▶ **THE INPUT**
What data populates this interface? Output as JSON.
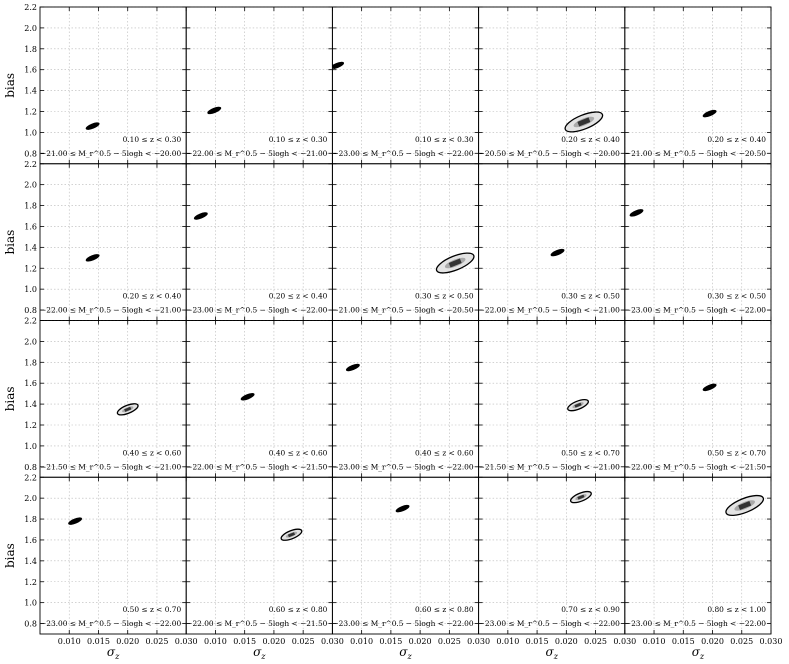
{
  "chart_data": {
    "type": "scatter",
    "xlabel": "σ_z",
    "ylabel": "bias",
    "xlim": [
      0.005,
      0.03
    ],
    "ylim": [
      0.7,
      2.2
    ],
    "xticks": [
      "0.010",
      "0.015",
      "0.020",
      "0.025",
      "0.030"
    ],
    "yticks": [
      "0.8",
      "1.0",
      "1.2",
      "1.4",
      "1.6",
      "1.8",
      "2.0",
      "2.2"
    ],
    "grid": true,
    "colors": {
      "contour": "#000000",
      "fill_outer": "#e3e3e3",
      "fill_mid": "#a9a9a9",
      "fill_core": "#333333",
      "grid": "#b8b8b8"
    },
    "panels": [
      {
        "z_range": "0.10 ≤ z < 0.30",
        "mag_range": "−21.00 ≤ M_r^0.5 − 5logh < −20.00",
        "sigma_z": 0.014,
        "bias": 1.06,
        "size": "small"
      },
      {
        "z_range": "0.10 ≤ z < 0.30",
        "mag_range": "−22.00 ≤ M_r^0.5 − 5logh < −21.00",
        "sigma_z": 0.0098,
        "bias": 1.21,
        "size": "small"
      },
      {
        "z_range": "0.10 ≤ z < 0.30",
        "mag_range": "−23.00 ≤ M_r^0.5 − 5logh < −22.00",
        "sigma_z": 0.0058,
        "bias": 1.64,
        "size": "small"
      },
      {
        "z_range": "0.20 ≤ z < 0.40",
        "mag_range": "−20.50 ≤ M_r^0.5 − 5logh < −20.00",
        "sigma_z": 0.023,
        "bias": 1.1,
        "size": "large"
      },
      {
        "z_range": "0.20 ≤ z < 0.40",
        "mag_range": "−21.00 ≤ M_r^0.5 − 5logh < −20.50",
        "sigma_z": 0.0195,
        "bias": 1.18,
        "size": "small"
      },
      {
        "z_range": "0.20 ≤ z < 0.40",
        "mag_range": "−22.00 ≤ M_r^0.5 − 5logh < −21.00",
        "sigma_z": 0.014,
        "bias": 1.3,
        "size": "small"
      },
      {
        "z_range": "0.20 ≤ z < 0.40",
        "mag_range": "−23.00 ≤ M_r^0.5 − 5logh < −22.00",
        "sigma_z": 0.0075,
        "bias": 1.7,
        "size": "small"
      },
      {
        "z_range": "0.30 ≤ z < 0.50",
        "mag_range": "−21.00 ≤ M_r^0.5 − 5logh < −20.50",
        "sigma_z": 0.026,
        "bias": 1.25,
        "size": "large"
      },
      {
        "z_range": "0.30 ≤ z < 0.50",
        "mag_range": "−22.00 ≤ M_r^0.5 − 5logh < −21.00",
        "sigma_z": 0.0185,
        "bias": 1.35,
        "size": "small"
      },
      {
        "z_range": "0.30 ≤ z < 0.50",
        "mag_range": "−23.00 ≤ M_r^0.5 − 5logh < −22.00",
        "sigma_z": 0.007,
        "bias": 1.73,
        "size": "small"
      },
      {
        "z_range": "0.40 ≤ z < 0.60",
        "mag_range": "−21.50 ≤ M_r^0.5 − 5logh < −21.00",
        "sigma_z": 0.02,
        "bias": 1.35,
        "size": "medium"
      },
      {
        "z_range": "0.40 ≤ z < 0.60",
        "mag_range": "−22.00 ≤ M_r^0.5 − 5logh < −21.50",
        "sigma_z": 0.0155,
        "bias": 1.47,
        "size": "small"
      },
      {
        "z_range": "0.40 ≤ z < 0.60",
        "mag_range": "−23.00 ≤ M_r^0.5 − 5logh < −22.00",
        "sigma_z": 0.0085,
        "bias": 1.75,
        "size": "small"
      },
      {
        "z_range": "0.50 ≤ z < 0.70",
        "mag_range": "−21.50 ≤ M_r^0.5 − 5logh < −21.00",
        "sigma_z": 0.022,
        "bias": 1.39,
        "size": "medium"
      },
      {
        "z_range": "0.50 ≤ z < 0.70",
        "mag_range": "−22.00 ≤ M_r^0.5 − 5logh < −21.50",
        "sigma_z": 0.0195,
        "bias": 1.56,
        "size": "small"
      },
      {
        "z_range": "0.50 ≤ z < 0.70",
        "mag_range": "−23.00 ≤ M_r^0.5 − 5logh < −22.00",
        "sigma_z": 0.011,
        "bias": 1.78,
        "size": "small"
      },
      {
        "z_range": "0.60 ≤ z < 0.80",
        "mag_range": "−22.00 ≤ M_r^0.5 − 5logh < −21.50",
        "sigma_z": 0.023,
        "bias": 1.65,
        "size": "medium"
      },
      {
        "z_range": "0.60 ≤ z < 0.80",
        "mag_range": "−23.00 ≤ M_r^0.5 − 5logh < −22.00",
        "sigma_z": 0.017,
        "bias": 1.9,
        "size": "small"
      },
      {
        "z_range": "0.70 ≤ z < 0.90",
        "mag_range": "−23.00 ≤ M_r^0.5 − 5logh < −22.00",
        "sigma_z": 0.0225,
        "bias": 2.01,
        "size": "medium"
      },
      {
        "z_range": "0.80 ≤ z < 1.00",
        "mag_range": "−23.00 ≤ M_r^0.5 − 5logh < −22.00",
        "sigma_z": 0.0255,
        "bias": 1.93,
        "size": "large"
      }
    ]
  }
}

▶ **WHAT TO WORK ON**
Reproduce every entry word for word, but skip any pictures.

▶ **RESULT OF THIS EXERCISE**
What data populates this interface? Output as JSON.
{
  "chart_data": {
    "type": "scatter",
    "xlabel": "σ_z",
    "ylabel": "bias",
    "xlim": [
      0.005,
      0.03
    ],
    "ylim": [
      0.7,
      2.2
    ],
    "xticks": [
      "0.010",
      "0.015",
      "0.020",
      "0.025",
      "0.030"
    ],
    "yticks": [
      "0.8",
      "1.0",
      "1.2",
      "1.4",
      "1.6",
      "1.8",
      "2.0",
      "2.2"
    ],
    "grid": true,
    "colors": {
      "contour": "#000000",
      "fill_outer": "#e3e3e3",
      "fill_mid": "#a9a9a9",
      "fill_core": "#333333",
      "grid": "#b8b8b8"
    },
    "panels": [
      {
        "z_range": "0.10 ≤ z < 0.30",
        "mag_range": "−21.00 ≤ M_r^0.5 − 5logh < −20.00",
        "sigma_z": 0.014,
        "bias": 1.06,
        "size": "small"
      },
      {
        "z_range": "0.10 ≤ z < 0.30",
        "mag_range": "−22.00 ≤ M_r^0.5 − 5logh < −21.00",
        "sigma_z": 0.0098,
        "bias": 1.21,
        "size": "small"
      },
      {
        "z_range": "0.10 ≤ z < 0.30",
        "mag_range": "−23.00 ≤ M_r^0.5 − 5logh < −22.00",
        "sigma_z": 0.0058,
        "bias": 1.64,
        "size": "small"
      },
      {
        "z_range": "0.20 ≤ z < 0.40",
        "mag_range": "−20.50 ≤ M_r^0.5 − 5logh < −20.00",
        "sigma_z": 0.023,
        "bias": 1.1,
        "size": "large"
      },
      {
        "z_range": "0.20 ≤ z < 0.40",
        "mag_range": "−21.00 ≤ M_r^0.5 − 5logh < −20.50",
        "sigma_z": 0.0195,
        "bias": 1.18,
        "size": "small"
      },
      {
        "z_range": "0.20 ≤ z < 0.40",
        "mag_range": "−22.00 ≤ M_r^0.5 − 5logh < −21.00",
        "sigma_z": 0.014,
        "bias": 1.3,
        "size": "small"
      },
      {
        "z_range": "0.20 ≤ z < 0.40",
        "mag_range": "−23.00 ≤ M_r^0.5 − 5logh < −22.00",
        "sigma_z": 0.0075,
        "bias": 1.7,
        "size": "small"
      },
      {
        "z_range": "0.30 ≤ z < 0.50",
        "mag_range": "−21.00 ≤ M_r^0.5 − 5logh < −20.50",
        "sigma_z": 0.026,
        "bias": 1.25,
        "size": "large"
      },
      {
        "z_range": "0.30 ≤ z < 0.50",
        "mag_range": "−22.00 ≤ M_r^0.5 − 5logh < −21.00",
        "sigma_z": 0.0185,
        "bias": 1.35,
        "size": "small"
      },
      {
        "z_range": "0.30 ≤ z < 0.50",
        "mag_range": "−23.00 ≤ M_r^0.5 − 5logh < −22.00",
        "sigma_z": 0.007,
        "bias": 1.73,
        "size": "small"
      },
      {
        "z_range": "0.40 ≤ z < 0.60",
        "mag_range": "−21.50 ≤ M_r^0.5 − 5logh < −21.00",
        "sigma_z": 0.02,
        "bias": 1.35,
        "size": "medium"
      },
      {
        "z_range": "0.40 ≤ z < 0.60",
        "mag_range": "−22.00 ≤ M_r^0.5 − 5logh < −21.50",
        "sigma_z": 0.0155,
        "bias": 1.47,
        "size": "small"
      },
      {
        "z_range": "0.40 ≤ z < 0.60",
        "mag_range": "−23.00 ≤ M_r^0.5 − 5logh < −22.00",
        "sigma_z": 0.0085,
        "bias": 1.75,
        "size": "small"
      },
      {
        "z_range": "0.50 ≤ z < 0.70",
        "mag_range": "−21.50 ≤ M_r^0.5 − 5logh < −21.00",
        "sigma_z": 0.022,
        "bias": 1.39,
        "size": "medium"
      },
      {
        "z_range": "0.50 ≤ z < 0.70",
        "mag_range": "−22.00 ≤ M_r^0.5 − 5logh < −21.50",
        "sigma_z": 0.0195,
        "bias": 1.56,
        "size": "small"
      },
      {
        "z_range": "0.50 ≤ z < 0.70",
        "mag_range": "−23.00 ≤ M_r^0.5 − 5logh < −22.00",
        "sigma_z": 0.011,
        "bias": 1.78,
        "size": "small"
      },
      {
        "z_range": "0.60 ≤ z < 0.80",
        "mag_range": "−22.00 ≤ M_r^0.5 − 5logh < −21.50",
        "sigma_z": 0.023,
        "bias": 1.65,
        "size": "medium"
      },
      {
        "z_range": "0.60 ≤ z < 0.80",
        "mag_range": "−23.00 ≤ M_r^0.5 − 5logh < −22.00",
        "sigma_z": 0.017,
        "bias": 1.9,
        "size": "small"
      },
      {
        "z_range": "0.70 ≤ z < 0.90",
        "mag_range": "−23.00 ≤ M_r^0.5 − 5logh < −22.00",
        "sigma_z": 0.0225,
        "bias": 2.01,
        "size": "medium"
      },
      {
        "z_range": "0.80 ≤ z < 1.00",
        "mag_range": "−23.00 ≤ M_r^0.5 − 5logh < −22.00",
        "sigma_z": 0.0255,
        "bias": 1.93,
        "size": "large"
      }
    ]
  }
}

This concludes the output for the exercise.